### [Stored records]
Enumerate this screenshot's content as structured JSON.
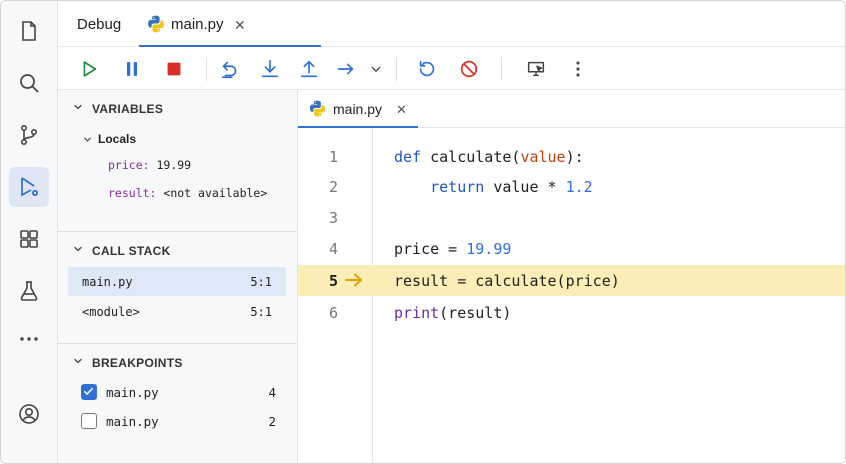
{
  "header": {
    "debug_label": "Debug",
    "tab_name": "main.py",
    "tab_close": "✕"
  },
  "sidebar": {
    "variables_title": "VARIABLES",
    "locals_label": "Locals",
    "variables": [
      {
        "name": "price",
        "value": "19.99"
      },
      {
        "name": "result",
        "value": "<not available>"
      }
    ],
    "callstack_title": "CALL STACK",
    "callstack": [
      {
        "name": "main.py",
        "pos": "5:1"
      },
      {
        "name": "<module>",
        "pos": "5:1"
      }
    ],
    "breakpoints_title": "BREAKPOINTS",
    "breakpoints": [
      {
        "file": "main.py",
        "line": "4",
        "checked": true
      },
      {
        "file": "main.py",
        "line": "2",
        "checked": false
      }
    ]
  },
  "editor": {
    "tab_name": "main.py",
    "tab_close": "✕",
    "current_line": 5,
    "lines": [
      {
        "num": "1"
      },
      {
        "num": "2"
      },
      {
        "num": "3"
      },
      {
        "num": "4"
      },
      {
        "num": "5"
      },
      {
        "num": "6"
      }
    ],
    "tokens": {
      "l1_def": "def",
      "l1_fn": "calculate",
      "l1_open": "(",
      "l1_param": "value",
      "l1_close": "):",
      "l2_return": "return",
      "l2_expr": "value * ",
      "l2_num": "1.2",
      "l4_lhs": "price = ",
      "l4_num": "19.99",
      "l5_code": "result = calculate(price)",
      "l6_print": "print",
      "l6_rest": "(result)"
    }
  },
  "colors": {
    "accent": "#2f6fd6",
    "current_line": "#fbeeb6",
    "run_green": "#1e8e3e",
    "stop_red": "#d93025",
    "arrow_amber": "#e3a008"
  }
}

### [DIRECTIONS FOR THIS TASK]
Quote every record above exactly, leaving out any pictures.

### [FINISHED TASK]
Enumerate this screenshot's content as structured JSON.
{
  "header": {
    "debug_label": "Debug",
    "tab_name": "main.py",
    "tab_close": "✕"
  },
  "sidebar": {
    "variables_title": "VARIABLES",
    "locals_label": "Locals",
    "variables": [
      {
        "name": "price",
        "value": "19.99"
      },
      {
        "name": "result",
        "value": "<not available>"
      }
    ],
    "callstack_title": "CALL STACK",
    "callstack": [
      {
        "name": "main.py",
        "pos": "5:1"
      },
      {
        "name": "<module>",
        "pos": "5:1"
      }
    ],
    "breakpoints_title": "BREAKPOINTS",
    "breakpoints": [
      {
        "file": "main.py",
        "line": "4",
        "checked": true
      },
      {
        "file": "main.py",
        "line": "2",
        "checked": false
      }
    ]
  },
  "editor": {
    "tab_name": "main.py",
    "tab_close": "✕",
    "current_line": 5,
    "lines": [
      {
        "num": "1"
      },
      {
        "num": "2"
      },
      {
        "num": "3"
      },
      {
        "num": "4"
      },
      {
        "num": "5"
      },
      {
        "num": "6"
      }
    ],
    "tokens": {
      "l1_def": "def",
      "l1_fn": "calculate",
      "l1_open": "(",
      "l1_param": "value",
      "l1_close": "):",
      "l2_return": "return",
      "l2_expr": "value * ",
      "l2_num": "1.2",
      "l4_lhs": "price = ",
      "l4_num": "19.99",
      "l5_code": "result = calculate(price)",
      "l6_print": "print",
      "l6_rest": "(result)"
    }
  },
  "colors": {
    "accent": "#2f6fd6",
    "current_line": "#fbeeb6",
    "run_green": "#1e8e3e",
    "stop_red": "#d93025",
    "arrow_amber": "#e3a008"
  }
}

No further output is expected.